• _Aim of the exercise_
Check the listing below for lines that hold "into". How many are there? Please give only the number.

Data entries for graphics
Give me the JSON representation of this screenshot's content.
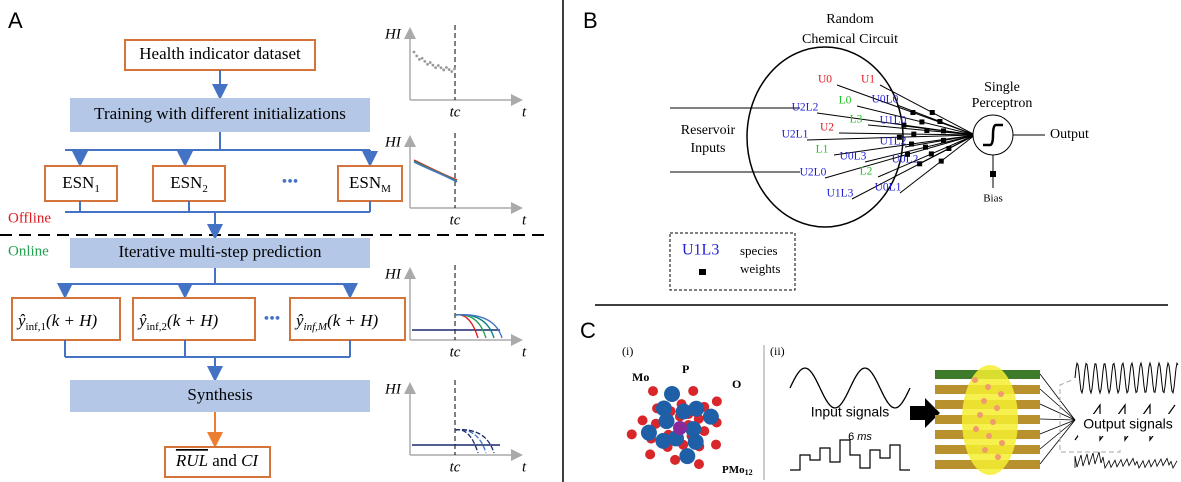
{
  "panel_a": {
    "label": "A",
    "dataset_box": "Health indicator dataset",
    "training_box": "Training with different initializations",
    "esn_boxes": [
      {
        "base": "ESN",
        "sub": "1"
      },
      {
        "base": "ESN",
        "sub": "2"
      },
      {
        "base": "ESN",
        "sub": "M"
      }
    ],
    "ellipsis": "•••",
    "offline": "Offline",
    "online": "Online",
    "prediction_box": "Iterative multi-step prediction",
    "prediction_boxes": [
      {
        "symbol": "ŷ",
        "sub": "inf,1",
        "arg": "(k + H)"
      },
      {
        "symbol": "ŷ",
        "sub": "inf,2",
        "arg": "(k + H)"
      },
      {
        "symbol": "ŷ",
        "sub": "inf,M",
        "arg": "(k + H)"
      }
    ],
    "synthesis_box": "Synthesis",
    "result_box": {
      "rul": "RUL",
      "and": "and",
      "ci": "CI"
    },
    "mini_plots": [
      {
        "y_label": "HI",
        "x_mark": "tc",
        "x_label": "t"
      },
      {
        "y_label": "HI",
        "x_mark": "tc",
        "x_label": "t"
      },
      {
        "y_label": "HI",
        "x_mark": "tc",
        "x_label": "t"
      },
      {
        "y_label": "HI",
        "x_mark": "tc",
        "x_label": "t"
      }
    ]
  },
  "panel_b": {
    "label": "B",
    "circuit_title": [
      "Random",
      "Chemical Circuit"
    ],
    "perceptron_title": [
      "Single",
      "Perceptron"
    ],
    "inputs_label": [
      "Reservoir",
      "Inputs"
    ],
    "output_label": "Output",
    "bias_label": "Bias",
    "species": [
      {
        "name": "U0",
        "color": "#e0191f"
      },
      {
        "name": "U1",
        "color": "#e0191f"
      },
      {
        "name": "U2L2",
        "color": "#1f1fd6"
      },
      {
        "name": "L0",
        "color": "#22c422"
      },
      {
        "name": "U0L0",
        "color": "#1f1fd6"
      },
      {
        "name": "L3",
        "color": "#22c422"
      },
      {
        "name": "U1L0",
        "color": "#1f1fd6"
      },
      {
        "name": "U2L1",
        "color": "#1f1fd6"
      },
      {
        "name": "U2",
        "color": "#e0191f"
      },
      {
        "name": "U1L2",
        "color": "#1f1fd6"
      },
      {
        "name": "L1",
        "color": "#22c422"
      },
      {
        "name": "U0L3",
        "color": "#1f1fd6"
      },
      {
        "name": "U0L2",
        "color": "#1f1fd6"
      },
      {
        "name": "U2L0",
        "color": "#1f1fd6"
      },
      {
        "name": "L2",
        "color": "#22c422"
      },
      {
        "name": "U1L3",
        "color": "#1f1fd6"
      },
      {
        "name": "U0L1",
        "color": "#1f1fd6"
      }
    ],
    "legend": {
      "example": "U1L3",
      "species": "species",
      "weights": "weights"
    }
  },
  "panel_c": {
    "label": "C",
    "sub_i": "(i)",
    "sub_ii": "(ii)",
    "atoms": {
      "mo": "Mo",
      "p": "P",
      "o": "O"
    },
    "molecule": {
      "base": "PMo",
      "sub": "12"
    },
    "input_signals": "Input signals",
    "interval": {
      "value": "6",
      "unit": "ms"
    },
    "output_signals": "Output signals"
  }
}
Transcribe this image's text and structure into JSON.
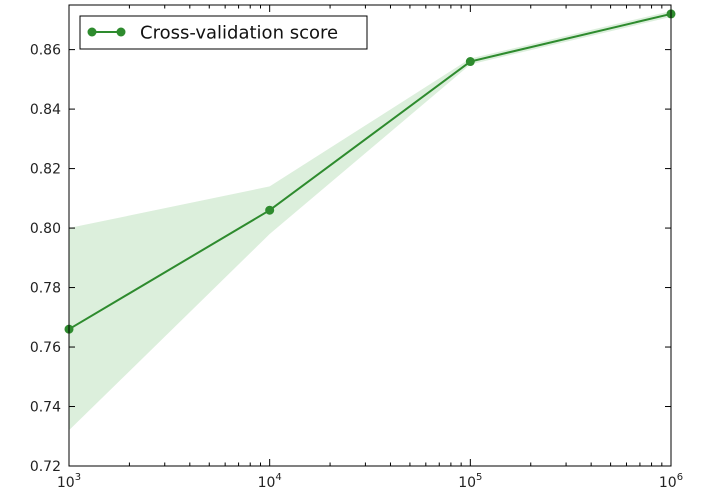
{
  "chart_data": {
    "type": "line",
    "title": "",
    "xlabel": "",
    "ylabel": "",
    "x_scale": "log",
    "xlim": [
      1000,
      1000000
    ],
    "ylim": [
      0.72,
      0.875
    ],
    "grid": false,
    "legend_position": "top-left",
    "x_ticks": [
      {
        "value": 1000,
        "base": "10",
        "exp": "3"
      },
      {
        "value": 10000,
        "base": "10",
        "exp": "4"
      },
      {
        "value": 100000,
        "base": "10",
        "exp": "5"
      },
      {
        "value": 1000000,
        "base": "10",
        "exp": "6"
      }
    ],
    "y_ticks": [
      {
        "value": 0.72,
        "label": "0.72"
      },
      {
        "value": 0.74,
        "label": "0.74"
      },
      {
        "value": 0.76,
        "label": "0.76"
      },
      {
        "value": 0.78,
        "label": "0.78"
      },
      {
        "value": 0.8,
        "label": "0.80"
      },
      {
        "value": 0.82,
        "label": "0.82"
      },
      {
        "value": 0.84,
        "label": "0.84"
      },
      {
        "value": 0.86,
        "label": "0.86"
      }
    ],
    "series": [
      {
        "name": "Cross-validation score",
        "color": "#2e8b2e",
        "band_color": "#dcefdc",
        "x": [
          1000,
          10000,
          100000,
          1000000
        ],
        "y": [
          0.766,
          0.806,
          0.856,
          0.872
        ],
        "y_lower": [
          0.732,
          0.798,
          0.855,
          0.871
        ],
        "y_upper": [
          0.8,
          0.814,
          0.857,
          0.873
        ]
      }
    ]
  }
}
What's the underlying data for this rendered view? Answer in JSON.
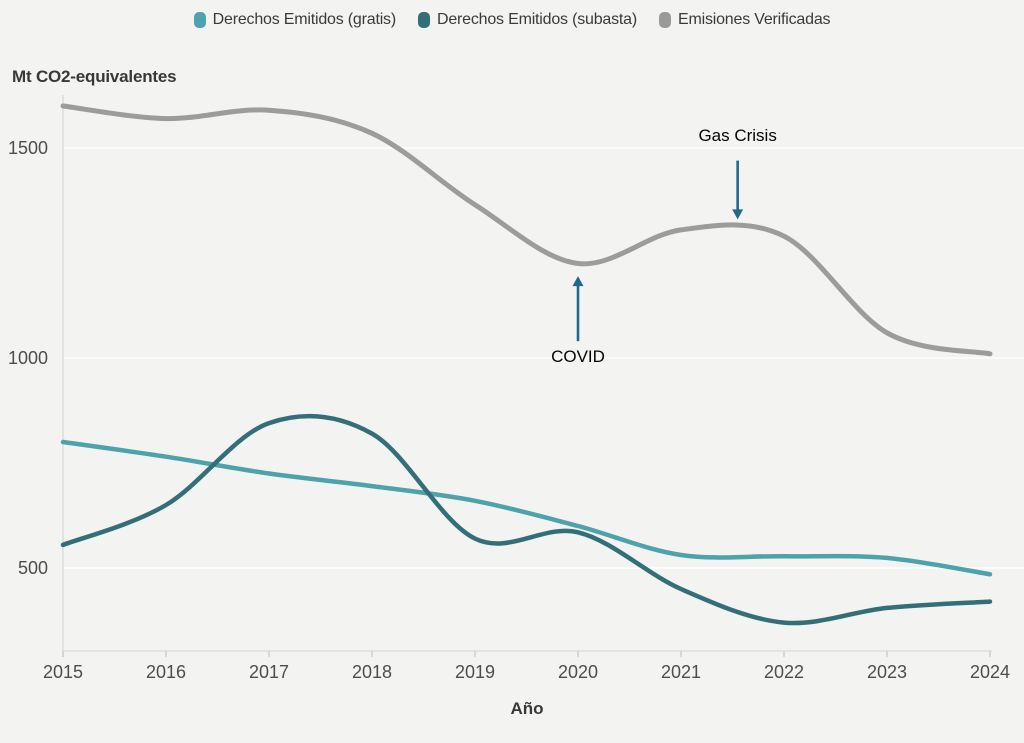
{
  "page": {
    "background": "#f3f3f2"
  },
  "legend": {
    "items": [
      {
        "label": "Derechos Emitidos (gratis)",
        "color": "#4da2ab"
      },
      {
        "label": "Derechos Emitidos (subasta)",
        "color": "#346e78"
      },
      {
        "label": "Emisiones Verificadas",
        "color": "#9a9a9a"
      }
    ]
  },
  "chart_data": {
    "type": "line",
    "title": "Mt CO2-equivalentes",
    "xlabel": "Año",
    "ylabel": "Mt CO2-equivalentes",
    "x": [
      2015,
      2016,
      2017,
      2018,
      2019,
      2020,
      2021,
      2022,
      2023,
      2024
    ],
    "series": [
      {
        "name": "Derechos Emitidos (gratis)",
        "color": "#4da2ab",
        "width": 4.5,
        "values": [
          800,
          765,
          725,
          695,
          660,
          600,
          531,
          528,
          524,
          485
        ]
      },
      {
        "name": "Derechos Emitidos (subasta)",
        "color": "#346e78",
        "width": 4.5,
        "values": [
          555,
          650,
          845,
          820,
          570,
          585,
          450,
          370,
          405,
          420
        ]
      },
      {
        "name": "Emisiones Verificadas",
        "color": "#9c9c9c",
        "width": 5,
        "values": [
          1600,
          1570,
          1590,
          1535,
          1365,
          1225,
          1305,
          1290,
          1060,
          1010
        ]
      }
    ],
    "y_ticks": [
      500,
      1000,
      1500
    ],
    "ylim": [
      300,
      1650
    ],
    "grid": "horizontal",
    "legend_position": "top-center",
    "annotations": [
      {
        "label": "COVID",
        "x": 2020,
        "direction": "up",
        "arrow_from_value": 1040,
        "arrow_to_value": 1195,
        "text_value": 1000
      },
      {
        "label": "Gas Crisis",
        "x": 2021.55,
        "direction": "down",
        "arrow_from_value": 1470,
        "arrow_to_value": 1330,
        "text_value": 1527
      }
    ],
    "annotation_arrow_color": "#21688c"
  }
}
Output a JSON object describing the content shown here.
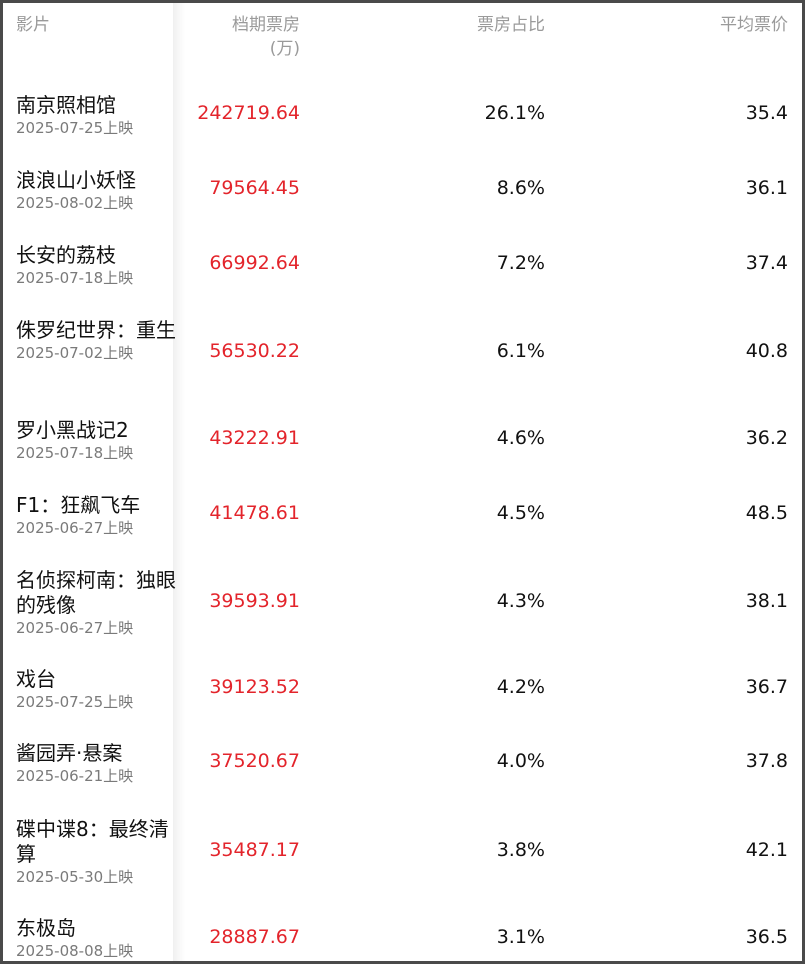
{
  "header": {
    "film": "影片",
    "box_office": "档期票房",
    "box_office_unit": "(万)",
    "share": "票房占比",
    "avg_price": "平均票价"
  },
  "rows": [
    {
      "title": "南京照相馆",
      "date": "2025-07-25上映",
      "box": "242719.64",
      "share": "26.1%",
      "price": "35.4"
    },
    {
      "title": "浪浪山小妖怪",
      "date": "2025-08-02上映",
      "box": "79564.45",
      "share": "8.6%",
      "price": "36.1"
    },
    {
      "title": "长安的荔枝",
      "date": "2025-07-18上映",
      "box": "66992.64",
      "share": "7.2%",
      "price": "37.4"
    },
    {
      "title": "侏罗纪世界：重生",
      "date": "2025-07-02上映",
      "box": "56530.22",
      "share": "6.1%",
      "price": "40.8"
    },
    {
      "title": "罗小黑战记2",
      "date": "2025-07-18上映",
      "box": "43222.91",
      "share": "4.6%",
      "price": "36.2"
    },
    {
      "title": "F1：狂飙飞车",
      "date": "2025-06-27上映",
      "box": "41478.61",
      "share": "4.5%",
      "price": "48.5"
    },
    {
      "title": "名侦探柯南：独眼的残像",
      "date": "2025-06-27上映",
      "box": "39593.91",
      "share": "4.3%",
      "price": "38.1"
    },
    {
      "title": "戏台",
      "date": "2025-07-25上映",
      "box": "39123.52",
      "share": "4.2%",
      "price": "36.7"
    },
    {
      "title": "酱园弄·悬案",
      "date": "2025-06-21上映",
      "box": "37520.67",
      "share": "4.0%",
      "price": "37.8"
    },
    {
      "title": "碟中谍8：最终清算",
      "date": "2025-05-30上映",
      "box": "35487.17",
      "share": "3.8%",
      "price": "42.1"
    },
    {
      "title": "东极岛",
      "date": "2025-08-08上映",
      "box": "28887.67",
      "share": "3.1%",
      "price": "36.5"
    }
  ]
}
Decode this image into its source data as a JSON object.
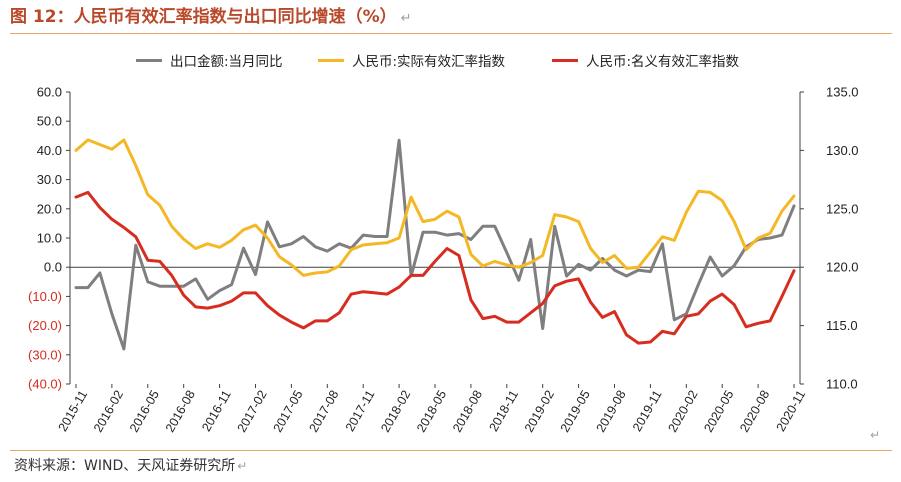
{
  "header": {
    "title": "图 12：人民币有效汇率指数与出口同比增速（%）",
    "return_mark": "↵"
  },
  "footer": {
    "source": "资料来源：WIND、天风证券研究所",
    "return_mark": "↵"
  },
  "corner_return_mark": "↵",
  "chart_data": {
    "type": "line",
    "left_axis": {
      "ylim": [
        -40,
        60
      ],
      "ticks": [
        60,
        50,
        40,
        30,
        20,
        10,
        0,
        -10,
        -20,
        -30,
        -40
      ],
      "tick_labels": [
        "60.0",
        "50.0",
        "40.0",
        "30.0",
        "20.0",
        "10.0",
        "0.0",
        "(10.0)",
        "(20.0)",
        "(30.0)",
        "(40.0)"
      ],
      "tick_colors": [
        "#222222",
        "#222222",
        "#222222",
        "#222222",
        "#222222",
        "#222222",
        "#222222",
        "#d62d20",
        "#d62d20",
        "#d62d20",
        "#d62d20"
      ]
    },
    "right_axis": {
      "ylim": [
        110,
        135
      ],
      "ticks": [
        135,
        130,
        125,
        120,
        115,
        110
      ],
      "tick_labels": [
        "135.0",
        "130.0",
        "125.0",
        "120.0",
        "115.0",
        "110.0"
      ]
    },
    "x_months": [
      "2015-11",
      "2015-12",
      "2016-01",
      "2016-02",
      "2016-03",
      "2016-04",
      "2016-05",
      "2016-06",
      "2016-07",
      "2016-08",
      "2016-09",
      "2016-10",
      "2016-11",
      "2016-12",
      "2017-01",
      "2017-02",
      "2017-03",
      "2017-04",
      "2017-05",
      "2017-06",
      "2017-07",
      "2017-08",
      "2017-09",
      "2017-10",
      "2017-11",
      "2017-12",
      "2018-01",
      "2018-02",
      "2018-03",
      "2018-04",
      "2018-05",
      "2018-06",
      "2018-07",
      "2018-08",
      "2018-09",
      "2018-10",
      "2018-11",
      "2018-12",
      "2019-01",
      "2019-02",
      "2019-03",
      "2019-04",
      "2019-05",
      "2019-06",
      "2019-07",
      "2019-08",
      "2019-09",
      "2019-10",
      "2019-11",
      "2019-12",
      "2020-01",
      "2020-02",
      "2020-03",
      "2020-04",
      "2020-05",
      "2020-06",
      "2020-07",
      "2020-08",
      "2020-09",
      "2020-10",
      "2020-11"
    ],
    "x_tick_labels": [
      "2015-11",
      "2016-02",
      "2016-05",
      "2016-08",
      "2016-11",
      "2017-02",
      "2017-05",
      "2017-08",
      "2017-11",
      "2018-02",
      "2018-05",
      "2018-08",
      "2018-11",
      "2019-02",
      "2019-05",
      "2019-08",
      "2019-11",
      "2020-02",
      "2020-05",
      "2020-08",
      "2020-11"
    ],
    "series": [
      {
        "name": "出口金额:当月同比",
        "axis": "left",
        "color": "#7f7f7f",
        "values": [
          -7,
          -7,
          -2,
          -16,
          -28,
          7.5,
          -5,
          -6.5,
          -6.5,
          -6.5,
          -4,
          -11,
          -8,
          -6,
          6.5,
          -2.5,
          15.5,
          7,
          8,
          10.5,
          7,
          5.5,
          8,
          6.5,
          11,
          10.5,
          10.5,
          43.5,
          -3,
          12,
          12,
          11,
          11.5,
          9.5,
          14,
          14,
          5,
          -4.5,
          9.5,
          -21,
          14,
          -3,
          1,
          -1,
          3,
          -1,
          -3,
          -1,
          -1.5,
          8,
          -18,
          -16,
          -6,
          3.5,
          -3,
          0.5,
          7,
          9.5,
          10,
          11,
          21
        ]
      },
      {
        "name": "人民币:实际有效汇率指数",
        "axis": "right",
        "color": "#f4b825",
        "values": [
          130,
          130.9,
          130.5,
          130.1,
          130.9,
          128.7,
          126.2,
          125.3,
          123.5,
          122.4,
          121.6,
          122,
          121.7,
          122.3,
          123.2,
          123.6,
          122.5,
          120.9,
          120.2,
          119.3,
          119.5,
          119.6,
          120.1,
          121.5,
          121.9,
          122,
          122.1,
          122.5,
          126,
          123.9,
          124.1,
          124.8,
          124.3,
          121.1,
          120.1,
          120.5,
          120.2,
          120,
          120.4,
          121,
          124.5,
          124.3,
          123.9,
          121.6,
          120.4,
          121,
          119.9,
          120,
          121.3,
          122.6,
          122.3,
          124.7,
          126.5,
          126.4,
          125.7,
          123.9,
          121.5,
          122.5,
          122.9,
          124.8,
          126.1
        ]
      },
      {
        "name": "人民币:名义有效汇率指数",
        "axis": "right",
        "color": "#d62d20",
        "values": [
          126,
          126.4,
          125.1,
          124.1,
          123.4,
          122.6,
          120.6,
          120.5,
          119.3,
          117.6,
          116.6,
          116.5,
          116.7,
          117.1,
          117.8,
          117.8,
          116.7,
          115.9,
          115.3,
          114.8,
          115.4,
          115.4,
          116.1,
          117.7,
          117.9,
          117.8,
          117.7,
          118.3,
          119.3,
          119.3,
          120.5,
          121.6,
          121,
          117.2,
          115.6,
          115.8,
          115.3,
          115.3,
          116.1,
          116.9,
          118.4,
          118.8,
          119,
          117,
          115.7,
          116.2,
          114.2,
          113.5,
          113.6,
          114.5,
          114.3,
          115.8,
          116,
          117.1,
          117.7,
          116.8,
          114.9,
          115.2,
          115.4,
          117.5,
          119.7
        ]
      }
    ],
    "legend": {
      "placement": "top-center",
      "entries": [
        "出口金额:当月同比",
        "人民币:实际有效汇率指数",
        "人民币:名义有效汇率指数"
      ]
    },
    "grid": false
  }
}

• _Exercise answer_
2